**Source records**
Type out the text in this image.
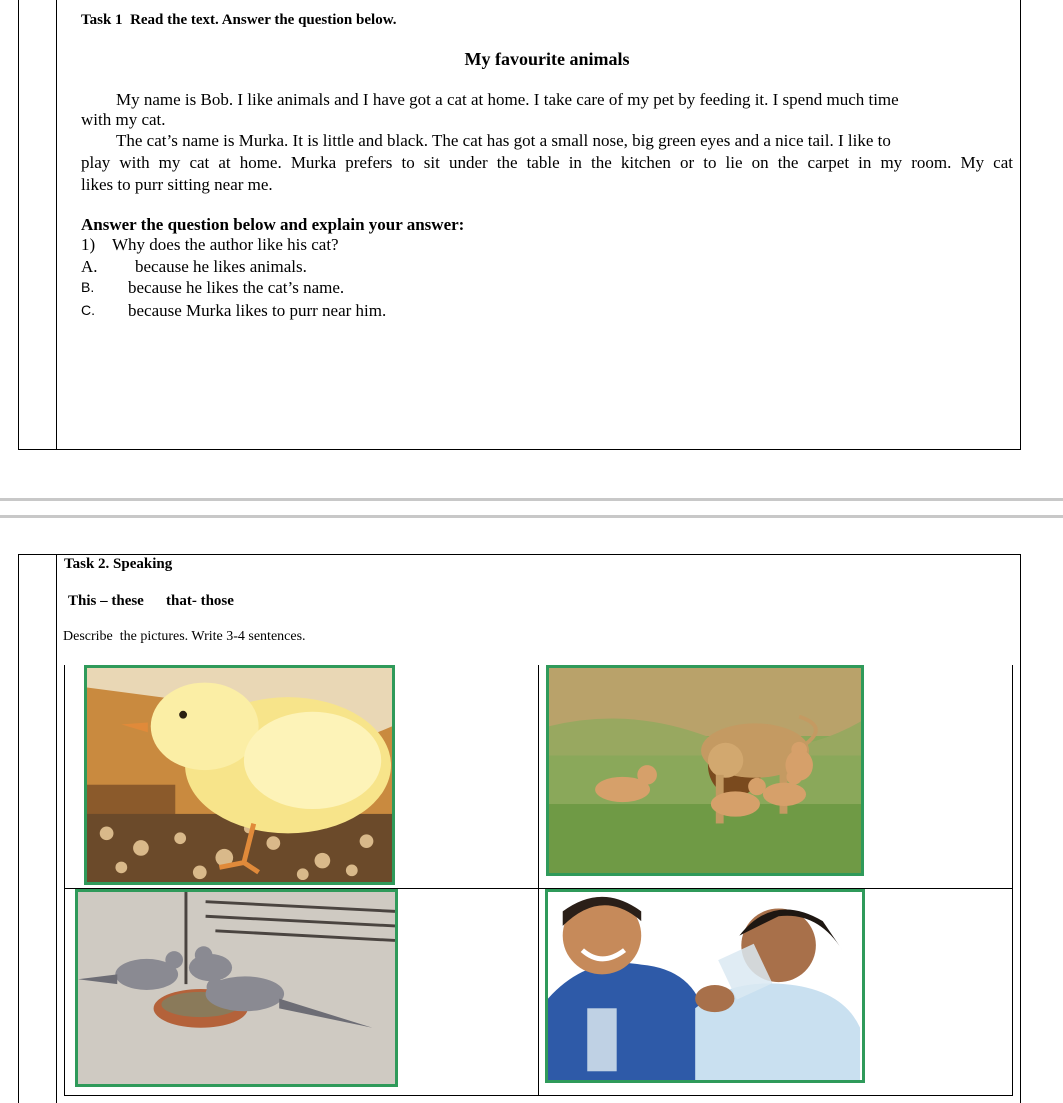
Task 1 Read the text. Answer the question below.
My favourite animals
My name is Bob. I like animals and I have got a cat at home. I take care of my pet by feeding it. I spend much time
with my cat.
The cat’s name is Murka. It is little and black. The cat has got a small nose, big green eyes and a nice tail. I like to
play with my cat at home. Murka prefers to sit under the table in the kitchen or to lie on the carpet in my room. My cat
likes to purr sitting near me.
Answer the question below and explain your answer:
1) Why does the author like his cat?
A. because he likes animals.
B. because he likes the cat’s name.
C. because Murka likes to purr near him.
Task 2. Speaking
This – these that- those
Describe  the pictures. Write 3-4 sentences.
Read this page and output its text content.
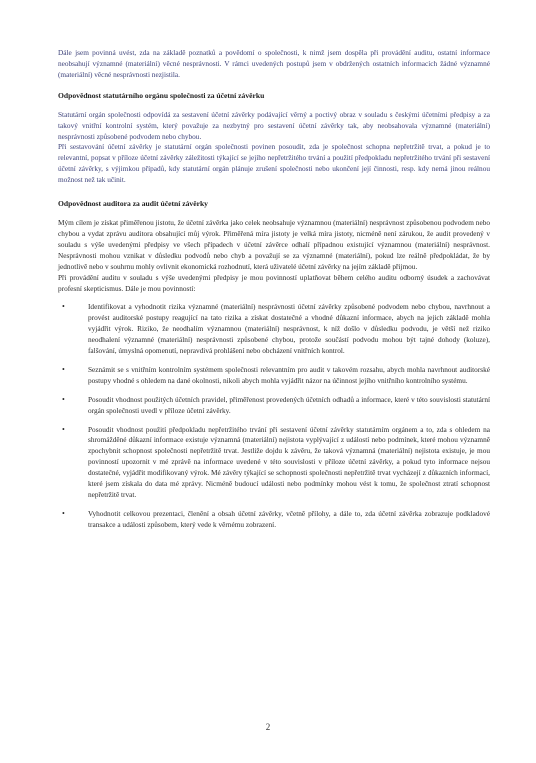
Dále jsem povinná uvést, zda na základě poznatků a povědomí o společnosti, k nimž jsem dospěla při provádění auditu, ostatní informace neobsahují významné (materiální) věcné nesprávnosti. V rámci uvedených postupů jsem v obdržených ostatních informacích žádné významné (materiální) věcné nesprávnosti nezjistila.

Odpovědnost statutárního orgánu společnosti za účetní závěrku

Statutární orgán společnosti odpovídá za sestavení účetní závěrky podávající věrný a poctivý obraz v souladu s českými účetními předpisy a za takový vnitřní kontrolní systém, který považuje za nezbytný pro sestavení účetní závěrky tak, aby neobsahovala významné (materiální) nesprávnosti způsobené podvodem nebo chybou.

Při sestavování účetní závěrky je statutární orgán společnosti povinen posoudit, zda je společnost schopna nepřetržitě trvat, a pokud je to relevantní, popsat v příloze účetní závěrky záležitosti týkající se jejího nepřetržitého trvání a použití předpokladu nepřetržitého trvání při sestavení účetní závěrky, s výjimkou případů, kdy statutární orgán plánuje zrušení společnosti nebo ukončení její činnosti, resp. kdy nemá jinou reálnou možnost než tak učinit.

Odpovědnost auditora za audit účetní závěrky

Mým cílem je získat přiměřenou jistotu, že účetní závěrka jako celek neobsahuje významnou (materiální) nesprávnost způsobenou podvodem nebo chybou a vydat zprávu auditora obsahující můj výrok. Přiměřená míra jistoty je velká míra jistoty, nicméně není zárukou, že audit provedený v souladu s výše uvedenými předpisy ve všech případech v účetní závěrce odhalí případnou existující významnou (materiální) nesprávnost. Nesprávnosti mohou vznikat v důsledku podvodů nebo chyb a považují se za významné (materiální), pokud lze reálně předpokládat, že by jednotlivě nebo v souhrnu mohly ovlivnit ekonomická rozhodnutí, která uživatelé účetní závěrky na jejím základě přijmou.

Při provádění auditu v souladu s výše uvedenými předpisy je mou povinností uplatňovat během celého auditu odborný úsudek a zachovávat profesní skepticismus. Dále je mou povinností:

•	Identifikovat a vyhodnotit rizika významné (materiální) nesprávnosti účetní závěrky způsobené podvodem nebo chybou, navrhnout a provést auditorské postupy reagující na tato rizika a získat dostatečné a vhodné důkazní informace, abych na jejich základě mohla vyjádřit výrok. Riziko, že neodhalím významnou (materiální) nesprávnost, k níž došlo v důsledku podvodu, je větší než riziko neodhalení významné (materiální) nesprávnosti způsobené chybou, protože součástí podvodu mohou být tajné dohody (koluze), falšování, úmyslná opomenutí, nepravdivá prohlášení nebo obcházení vnitřních kontrol.

•	Seznámit se s vnitřním kontrolním systémem společnosti relevantním pro audit v takovém rozsahu, abych mohla navrhnout auditorské postupy vhodné s ohledem na dané okolnosti, nikoli abych mohla vyjádřit názor na účinnost jejího vnitřního kontrolního systému.

•	Posoudit vhodnost použitých účetních pravidel, přiměřenost provedených účetních odhadů a informace, které v této souvislosti statutární orgán společnosti uvedl v příloze účetní závěrky.

•	Posoudit vhodnost použití předpokladu nepřetržitého trvání při sestavení účetní závěrky statutárním orgánem a to, zda s ohledem na shromážděné důkazní informace existuje významná (materiální) nejistota vyplývající z událostí nebo podmínek, které mohou významně zpochybnit schopnost společnosti nepřetržitě trvat. Jestliže dojdu k závěru, že taková významná (materiální) nejistota existuje, je mou povinností upozornit v mé zprávě na informace uvedené v této souvislosti v příloze účetní závěrky, a pokud tyto informace nejsou dostatečné, vyjádřit modifikovaný výrok. Mé závěry týkající se schopnosti společnosti nepřetržitě trvat vycházejí z důkazních informací, které jsem získala do data mé zprávy. Nicméně budoucí události nebo podmínky mohou vést k tomu, že společnost ztratí schopnost nepřetržitě trvat.

•	Vyhodnotit celkovou prezentaci, členění a obsah účetní závěrky, včetně přílohy, a dále to, zda účetní závěrka zobrazuje podkladové transakce a události způsobem, který vede k věrnému zobrazení.

2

**Direction**
Transcribe the material as is, with images omitted.

**Problem solution**
Type out the text in this image.
Task 1 Read the text. Answer the question below.
My favourite animals
My name is Bob. I like animals and I have got a cat at home. I take care of my pet by feeding it. I spend much time
with my cat.
The cat’s name is Murka. It is little and black. The cat has got a small nose, big green eyes and a nice tail. I like to
play with my cat at home. Murka prefers to sit under the table in the kitchen or to lie on the carpet in my room. My cat
likes to purr sitting near me.
Answer the question below and explain your answer:
1) Why does the author like his cat?
A. because he likes animals.
B. because he likes the cat’s name.
C. because Murka likes to purr near him.
Task 2. Speaking
This – these that- those
Describe  the pictures. Write 3-4 sentences.
Read this page and output its text content.
Dále jsem povinná uvést, zda na základě poznatků a povědomí o společnosti, k nimž jsem dospěla při provádění auditu, ostatní informace neobsahují významné (materiální) věcné nesprávnosti. V rámci uvedených postupů jsem v obdržených ostatních informacích žádné významné (materiální) věcné nesprávnosti nezjistila.

Odpovědnost statutárního orgánu společnosti za účetní závěrku

Statutární orgán společnosti odpovídá za sestavení účetní závěrky podávající věrný a poctivý obraz v souladu s českými účetními předpisy a za takový vnitřní kontrolní systém, který považuje za nezbytný pro sestavení účetní závěrky tak, aby neobsahovala významné (materiální) nesprávnosti způsobené podvodem nebo chybou.

Při sestavování účetní závěrky je statutární orgán společnosti povinen posoudit, zda je společnost schopna nepřetržitě trvat, a pokud je to relevantní, popsat v příloze účetní závěrky záležitosti týkající se jejího nepřetržitého trvání a použití předpokladu nepřetržitého trvání při sestavení účetní závěrky, s výjimkou případů, kdy statutární orgán plánuje zrušení společnosti nebo ukončení její činnosti, resp. kdy nemá jinou reálnou možnost než tak učinit.

Odpovědnost auditora za audit účetní závěrky

Mým cílem je získat přiměřenou jistotu, že účetní závěrka jako celek neobsahuje významnou (materiální) nesprávnost způsobenou podvodem nebo chybou a vydat zprávu auditora obsahující můj výrok. Přiměřená míra jistoty je velká míra jistoty, nicméně není zárukou, že audit provedený v souladu s výše uvedenými předpisy ve všech případech v účetní závěrce odhalí případnou existující významnou (materiální) nesprávnost. Nesprávnosti mohou vznikat v důsledku podvodů nebo chyb a považují se za významné (materiální), pokud lze reálně předpokládat, že by jednotlivě nebo v souhrnu mohly ovlivnit ekonomická rozhodnutí, která uživatelé účetní závěrky na jejím základě přijmou.

Při provádění auditu v souladu s výše uvedenými předpisy je mou povinností uplatňovat během celého auditu odborný úsudek a zachovávat profesní skepticismus. Dále je mou povinností:

•	Identifikovat a vyhodnotit rizika významné (materiální) nesprávnosti účetní závěrky způsobené podvodem nebo chybou, navrhnout a provést auditorské postupy reagující na tato rizika a získat dostatečné a vhodné důkazní informace, abych na jejich základě mohla vyjádřit výrok. Riziko, že neodhalím významnou (materiální) nesprávnost, k níž došlo v důsledku podvodu, je větší než riziko neodhalení významné (materiální) nesprávnosti způsobené chybou, protože součástí podvodu mohou být tajné dohody (koluze), falšování, úmyslná opomenutí, nepravdivá prohlášení nebo obcházení vnitřních kontrol.

•	Seznámit se s vnitřním kontrolním systémem společnosti relevantním pro audit v takovém rozsahu, abych mohla navrhnout auditorské postupy vhodné s ohledem na dané okolnosti, nikoli abych mohla vyjádřit názor na účinnost jejího vnitřního kontrolního systému.

•	Posoudit vhodnost použitých účetních pravidel, přiměřenost provedených účetních odhadů a informace, které v této souvislosti statutární orgán společnosti uvedl v příloze účetní závěrky.

•	Posoudit vhodnost použití předpokladu nepřetržitého trvání při sestavení účetní závěrky statutárním orgánem a to, zda s ohledem na shromážděné důkazní informace existuje významná (materiální) nejistota vyplývající z událostí nebo podmínek, které mohou významně zpochybnit schopnost společnosti nepřetržitě trvat. Jestliže dojdu k závěru, že taková významná (materiální) nejistota existuje, je mou povinností upozornit v mé zprávě na informace uvedené v této souvislosti v příloze účetní závěrky, a pokud tyto informace nejsou dostatečné, vyjádřit modifikovaný výrok. Mé závěry týkající se schopnosti společnosti nepřetržitě trvat vycházejí z důkazních informací, které jsem získala do data mé zprávy. Nicméně budoucí události nebo podmínky mohou vést k tomu, že společnost ztratí schopnost nepřetržitě trvat.

•	Vyhodnotit celkovou prezentaci, členění a obsah účetní závěrky, včetně přílohy, a dále to, zda účetní závěrka zobrazuje podkladové transakce a události způsobem, který vede k věrnému zobrazení.

2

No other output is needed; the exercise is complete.